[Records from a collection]

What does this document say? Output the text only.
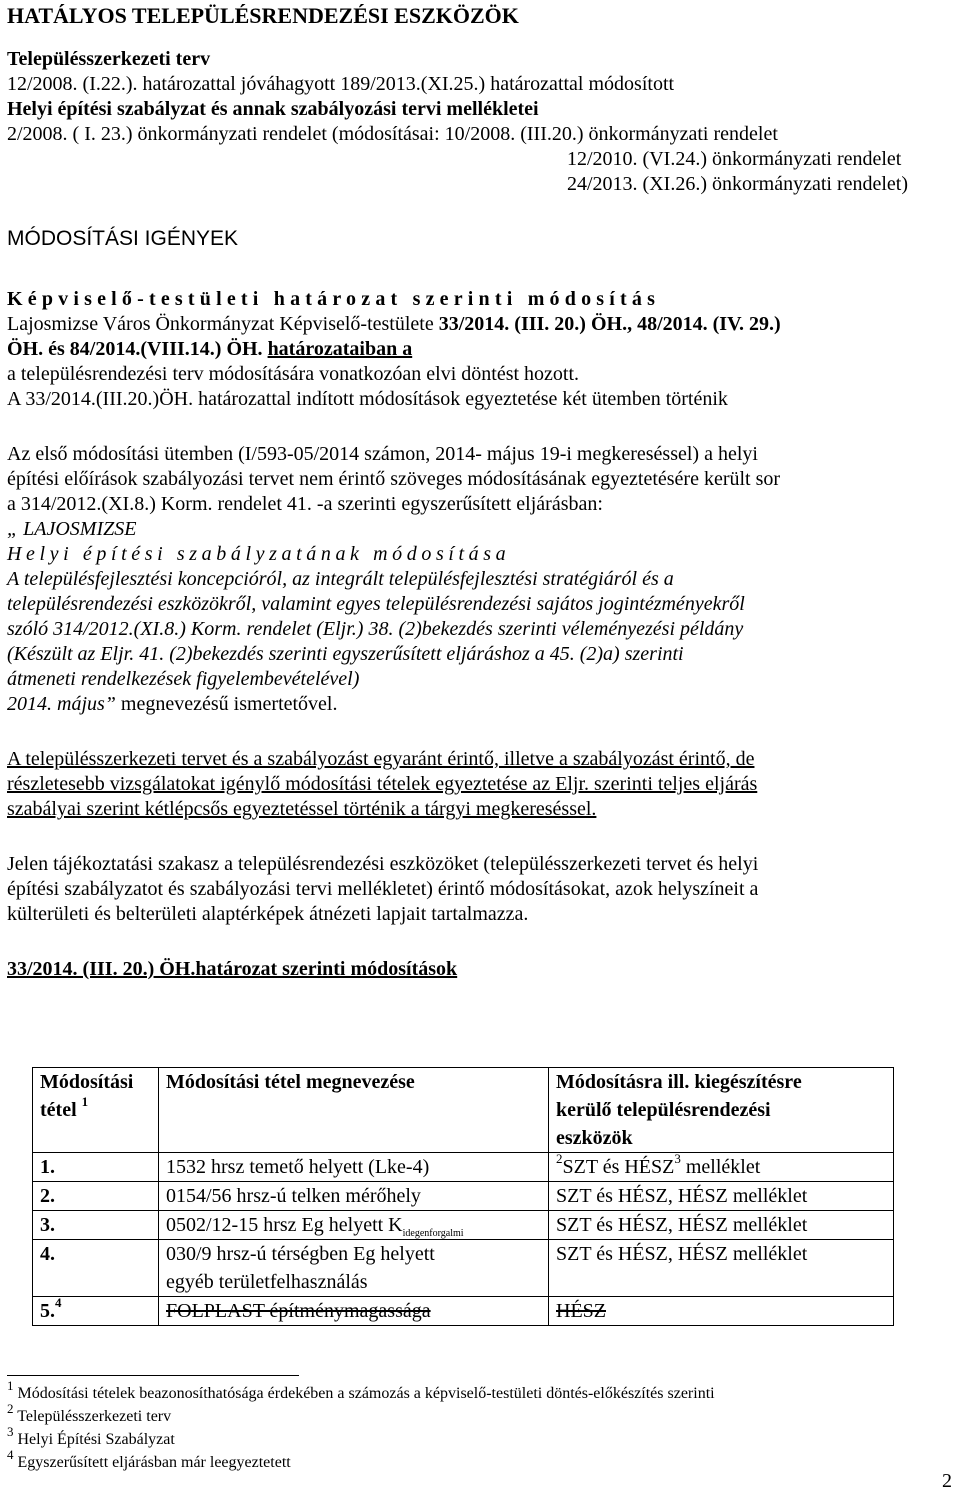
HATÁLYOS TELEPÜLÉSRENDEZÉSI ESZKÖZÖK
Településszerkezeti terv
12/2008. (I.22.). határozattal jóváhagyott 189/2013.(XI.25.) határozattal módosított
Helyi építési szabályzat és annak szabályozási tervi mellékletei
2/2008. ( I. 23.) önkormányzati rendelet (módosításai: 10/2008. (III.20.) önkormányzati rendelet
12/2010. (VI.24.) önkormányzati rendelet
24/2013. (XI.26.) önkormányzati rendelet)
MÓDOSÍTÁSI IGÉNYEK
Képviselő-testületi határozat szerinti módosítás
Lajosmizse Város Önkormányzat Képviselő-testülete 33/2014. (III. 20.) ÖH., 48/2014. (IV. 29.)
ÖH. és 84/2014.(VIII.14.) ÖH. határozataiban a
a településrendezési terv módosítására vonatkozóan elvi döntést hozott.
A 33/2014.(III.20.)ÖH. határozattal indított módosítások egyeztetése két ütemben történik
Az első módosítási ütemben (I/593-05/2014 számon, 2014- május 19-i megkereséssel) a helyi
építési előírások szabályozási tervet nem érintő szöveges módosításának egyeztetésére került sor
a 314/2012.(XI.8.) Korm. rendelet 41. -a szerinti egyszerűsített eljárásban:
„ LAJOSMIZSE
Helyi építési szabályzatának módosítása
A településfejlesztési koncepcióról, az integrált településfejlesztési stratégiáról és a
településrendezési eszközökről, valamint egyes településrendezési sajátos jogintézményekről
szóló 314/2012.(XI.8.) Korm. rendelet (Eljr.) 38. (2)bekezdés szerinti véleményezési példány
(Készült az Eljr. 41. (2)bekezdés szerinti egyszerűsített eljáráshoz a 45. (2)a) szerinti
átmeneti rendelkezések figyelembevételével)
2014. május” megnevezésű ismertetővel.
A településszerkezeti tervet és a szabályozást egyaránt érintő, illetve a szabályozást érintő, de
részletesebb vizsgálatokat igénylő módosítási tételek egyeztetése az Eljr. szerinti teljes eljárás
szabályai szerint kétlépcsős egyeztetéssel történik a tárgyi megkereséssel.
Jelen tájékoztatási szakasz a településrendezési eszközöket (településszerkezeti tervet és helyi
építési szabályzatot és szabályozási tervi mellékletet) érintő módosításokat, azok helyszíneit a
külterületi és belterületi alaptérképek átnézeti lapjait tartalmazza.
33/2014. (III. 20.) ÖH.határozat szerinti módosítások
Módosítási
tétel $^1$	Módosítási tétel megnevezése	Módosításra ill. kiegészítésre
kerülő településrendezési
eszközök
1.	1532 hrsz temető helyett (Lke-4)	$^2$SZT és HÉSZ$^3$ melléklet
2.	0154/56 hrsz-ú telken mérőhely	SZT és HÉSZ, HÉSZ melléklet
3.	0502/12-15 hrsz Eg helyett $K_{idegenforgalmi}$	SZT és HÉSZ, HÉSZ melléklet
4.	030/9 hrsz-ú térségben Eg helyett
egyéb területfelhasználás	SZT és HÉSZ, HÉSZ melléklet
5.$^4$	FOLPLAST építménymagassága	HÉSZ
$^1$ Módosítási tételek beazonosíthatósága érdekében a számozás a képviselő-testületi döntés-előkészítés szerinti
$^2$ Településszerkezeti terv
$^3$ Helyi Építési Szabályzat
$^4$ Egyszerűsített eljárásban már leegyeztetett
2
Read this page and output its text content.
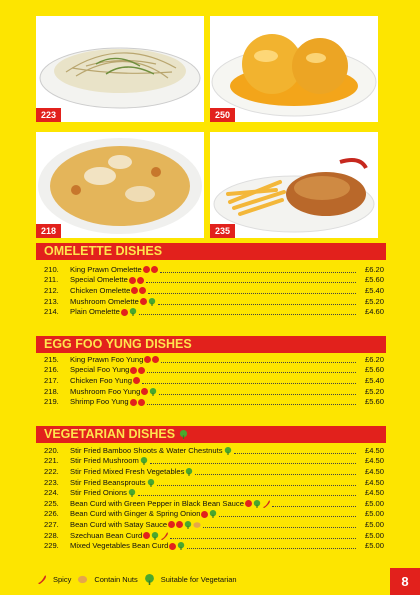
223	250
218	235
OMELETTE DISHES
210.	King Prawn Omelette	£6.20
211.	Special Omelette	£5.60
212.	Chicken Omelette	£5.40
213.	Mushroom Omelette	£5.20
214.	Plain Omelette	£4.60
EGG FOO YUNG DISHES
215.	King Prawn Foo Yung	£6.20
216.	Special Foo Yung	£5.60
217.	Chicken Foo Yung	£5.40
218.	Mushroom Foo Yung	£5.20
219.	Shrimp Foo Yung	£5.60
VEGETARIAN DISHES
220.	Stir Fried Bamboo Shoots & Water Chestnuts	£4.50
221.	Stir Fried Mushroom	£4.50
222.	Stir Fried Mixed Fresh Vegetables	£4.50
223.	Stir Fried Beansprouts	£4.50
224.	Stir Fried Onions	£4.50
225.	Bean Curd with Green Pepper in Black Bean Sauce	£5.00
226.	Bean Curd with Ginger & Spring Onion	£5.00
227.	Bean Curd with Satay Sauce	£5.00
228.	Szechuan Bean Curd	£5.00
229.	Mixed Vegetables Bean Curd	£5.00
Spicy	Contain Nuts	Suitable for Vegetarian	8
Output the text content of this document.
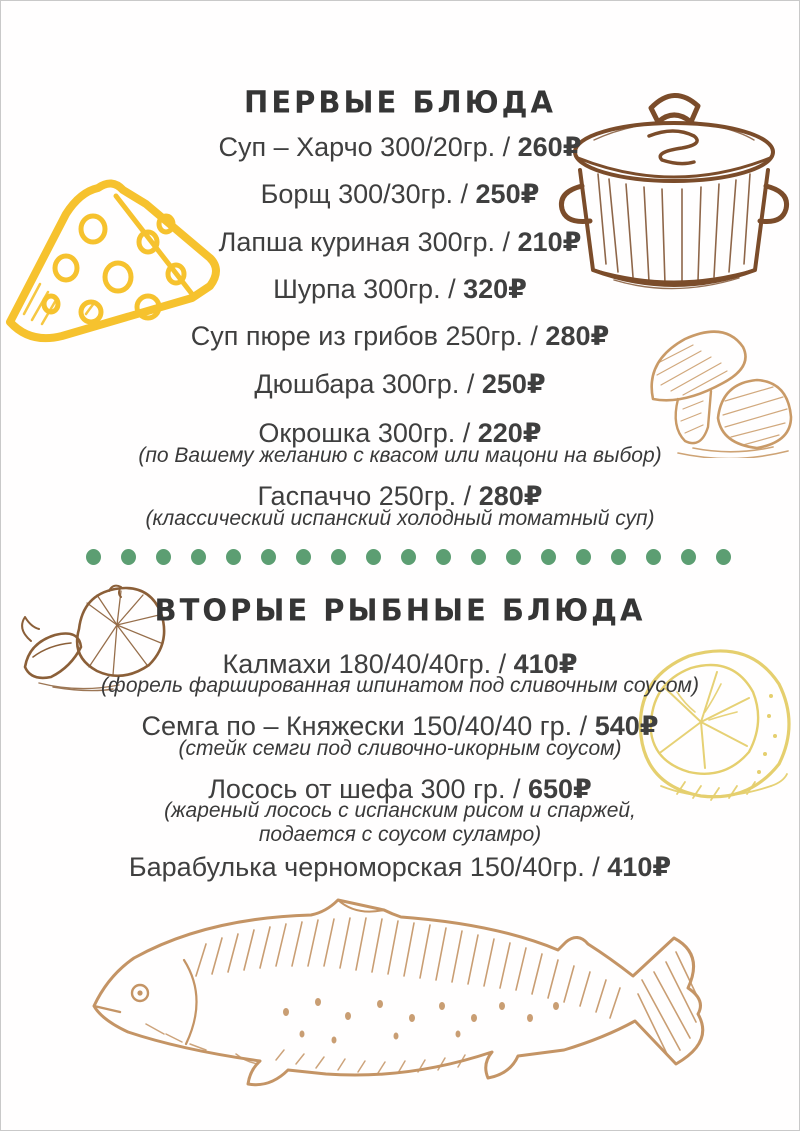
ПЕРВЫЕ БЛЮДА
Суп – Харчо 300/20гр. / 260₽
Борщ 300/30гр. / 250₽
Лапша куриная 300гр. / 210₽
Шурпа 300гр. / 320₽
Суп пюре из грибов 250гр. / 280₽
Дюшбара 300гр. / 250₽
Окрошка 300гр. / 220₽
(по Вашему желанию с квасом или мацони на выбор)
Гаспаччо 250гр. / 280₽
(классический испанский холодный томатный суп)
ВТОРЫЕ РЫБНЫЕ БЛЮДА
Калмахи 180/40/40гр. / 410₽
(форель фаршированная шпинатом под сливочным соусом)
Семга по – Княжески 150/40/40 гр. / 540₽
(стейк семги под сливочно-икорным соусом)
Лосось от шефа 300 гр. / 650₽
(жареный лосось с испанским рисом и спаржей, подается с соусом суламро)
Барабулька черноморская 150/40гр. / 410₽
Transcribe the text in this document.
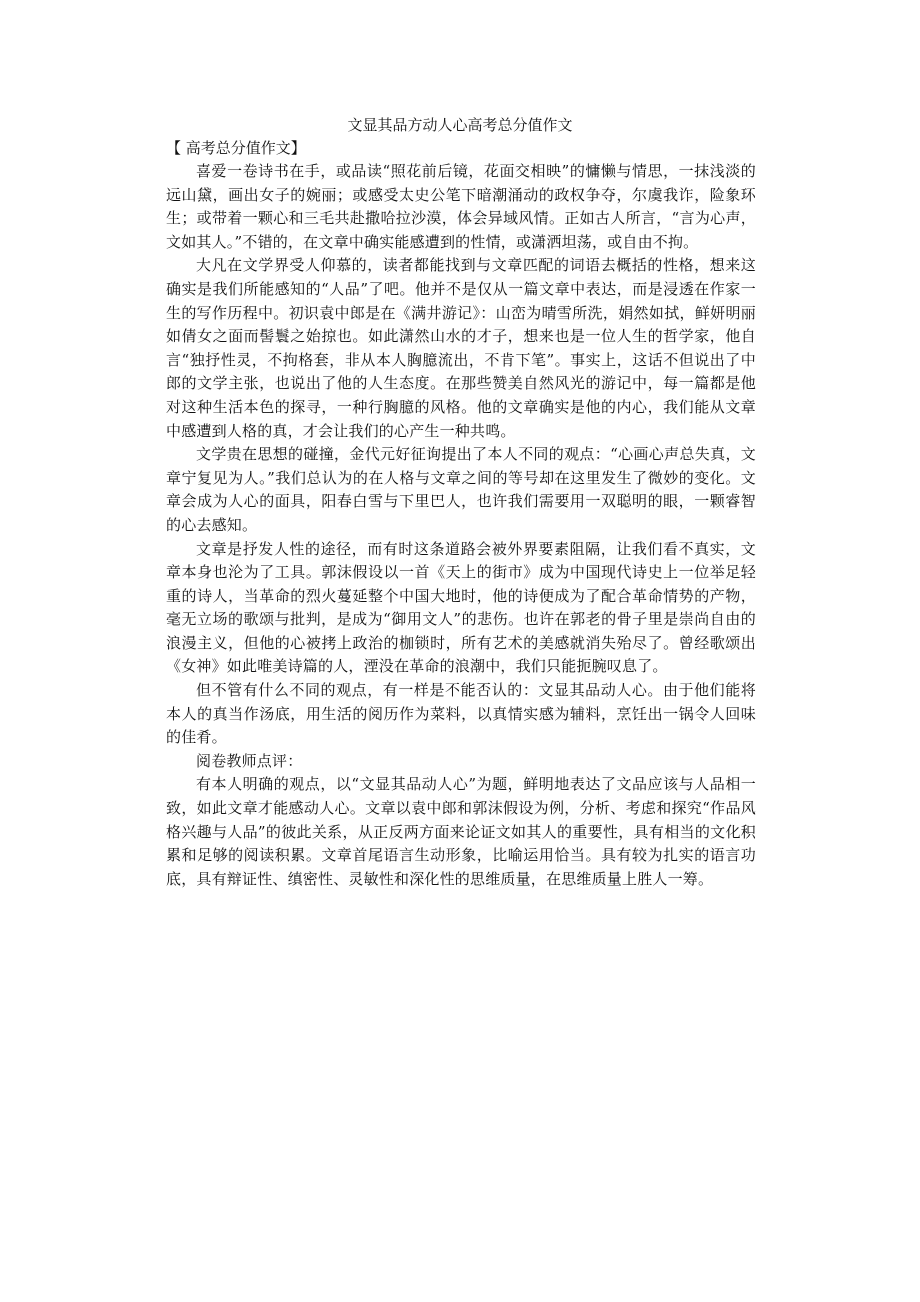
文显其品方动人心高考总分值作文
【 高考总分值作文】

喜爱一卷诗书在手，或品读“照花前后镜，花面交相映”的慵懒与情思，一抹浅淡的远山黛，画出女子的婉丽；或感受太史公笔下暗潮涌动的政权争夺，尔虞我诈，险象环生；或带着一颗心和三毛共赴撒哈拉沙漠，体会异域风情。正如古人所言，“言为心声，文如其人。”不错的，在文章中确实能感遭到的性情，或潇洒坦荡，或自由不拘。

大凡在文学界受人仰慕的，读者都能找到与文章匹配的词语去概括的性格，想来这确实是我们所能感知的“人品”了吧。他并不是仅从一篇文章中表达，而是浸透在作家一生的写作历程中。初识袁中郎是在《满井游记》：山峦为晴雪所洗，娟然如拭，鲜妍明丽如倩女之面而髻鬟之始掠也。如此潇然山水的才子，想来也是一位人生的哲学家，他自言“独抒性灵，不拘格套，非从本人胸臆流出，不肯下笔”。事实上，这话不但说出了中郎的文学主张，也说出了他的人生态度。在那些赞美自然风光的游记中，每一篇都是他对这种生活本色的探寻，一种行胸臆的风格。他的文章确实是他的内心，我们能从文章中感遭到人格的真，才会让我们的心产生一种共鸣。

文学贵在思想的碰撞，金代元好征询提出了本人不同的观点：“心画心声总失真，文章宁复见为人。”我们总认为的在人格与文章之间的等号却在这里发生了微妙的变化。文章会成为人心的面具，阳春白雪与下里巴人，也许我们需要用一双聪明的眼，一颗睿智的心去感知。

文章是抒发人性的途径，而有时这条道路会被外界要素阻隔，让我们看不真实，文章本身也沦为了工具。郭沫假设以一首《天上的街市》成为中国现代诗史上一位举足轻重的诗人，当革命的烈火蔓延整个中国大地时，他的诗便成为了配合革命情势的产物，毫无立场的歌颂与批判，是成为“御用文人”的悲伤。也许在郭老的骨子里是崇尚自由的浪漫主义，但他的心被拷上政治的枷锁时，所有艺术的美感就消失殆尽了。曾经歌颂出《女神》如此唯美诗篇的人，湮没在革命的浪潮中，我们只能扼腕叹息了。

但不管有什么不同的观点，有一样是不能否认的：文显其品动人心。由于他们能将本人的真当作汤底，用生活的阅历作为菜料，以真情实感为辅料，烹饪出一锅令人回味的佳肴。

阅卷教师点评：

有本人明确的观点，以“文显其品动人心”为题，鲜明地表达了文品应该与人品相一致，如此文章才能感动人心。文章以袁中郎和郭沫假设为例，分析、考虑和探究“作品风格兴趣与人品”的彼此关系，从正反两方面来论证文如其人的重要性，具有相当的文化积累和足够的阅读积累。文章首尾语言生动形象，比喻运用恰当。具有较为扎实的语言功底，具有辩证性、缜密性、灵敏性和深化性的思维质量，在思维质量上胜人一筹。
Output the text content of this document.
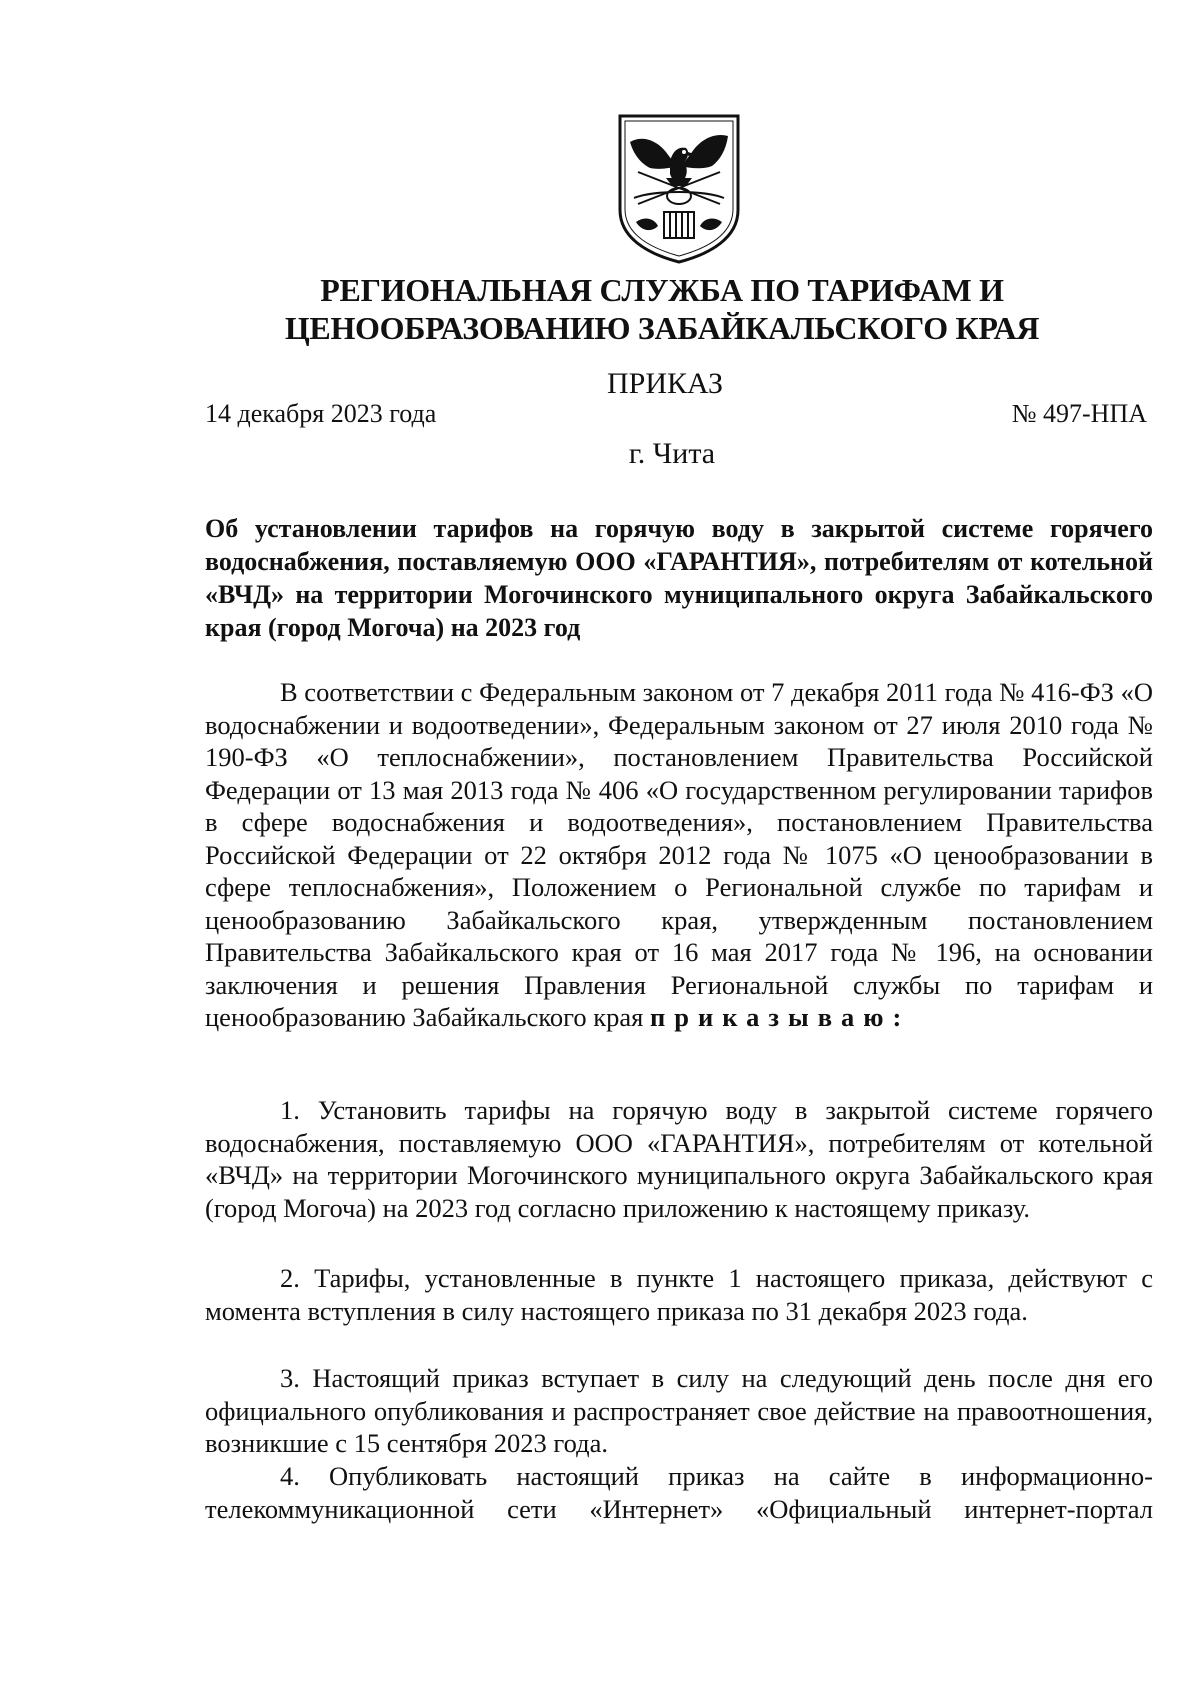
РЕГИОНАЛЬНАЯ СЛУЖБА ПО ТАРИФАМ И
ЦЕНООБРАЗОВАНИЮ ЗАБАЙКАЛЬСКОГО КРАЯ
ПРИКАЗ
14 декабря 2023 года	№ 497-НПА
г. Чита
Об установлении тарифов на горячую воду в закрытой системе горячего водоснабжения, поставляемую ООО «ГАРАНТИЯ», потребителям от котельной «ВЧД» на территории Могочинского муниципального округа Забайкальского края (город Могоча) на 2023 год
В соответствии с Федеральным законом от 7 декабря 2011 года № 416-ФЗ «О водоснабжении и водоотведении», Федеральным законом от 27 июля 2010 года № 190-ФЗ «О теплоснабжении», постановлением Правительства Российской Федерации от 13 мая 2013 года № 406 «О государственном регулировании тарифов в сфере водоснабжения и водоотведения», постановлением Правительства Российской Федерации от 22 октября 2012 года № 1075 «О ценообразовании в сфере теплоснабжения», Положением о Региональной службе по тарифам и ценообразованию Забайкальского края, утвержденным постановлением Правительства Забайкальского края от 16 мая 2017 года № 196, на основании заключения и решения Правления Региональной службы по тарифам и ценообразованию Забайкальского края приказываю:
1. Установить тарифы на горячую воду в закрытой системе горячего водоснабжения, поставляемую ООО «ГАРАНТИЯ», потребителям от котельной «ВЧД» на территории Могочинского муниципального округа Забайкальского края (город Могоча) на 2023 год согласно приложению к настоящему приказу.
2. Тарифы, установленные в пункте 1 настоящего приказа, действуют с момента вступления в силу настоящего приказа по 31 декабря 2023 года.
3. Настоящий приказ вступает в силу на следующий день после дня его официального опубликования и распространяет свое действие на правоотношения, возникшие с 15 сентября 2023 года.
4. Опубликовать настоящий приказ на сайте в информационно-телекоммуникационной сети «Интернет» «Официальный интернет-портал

▶ WORK INSTRUCTIONS:
Identify and copy all lines with the word "King".

▶ TASK RESULT:
210.	King Prawn Omelette	£6.20
215.	King Prawn Foo Yung	£6.20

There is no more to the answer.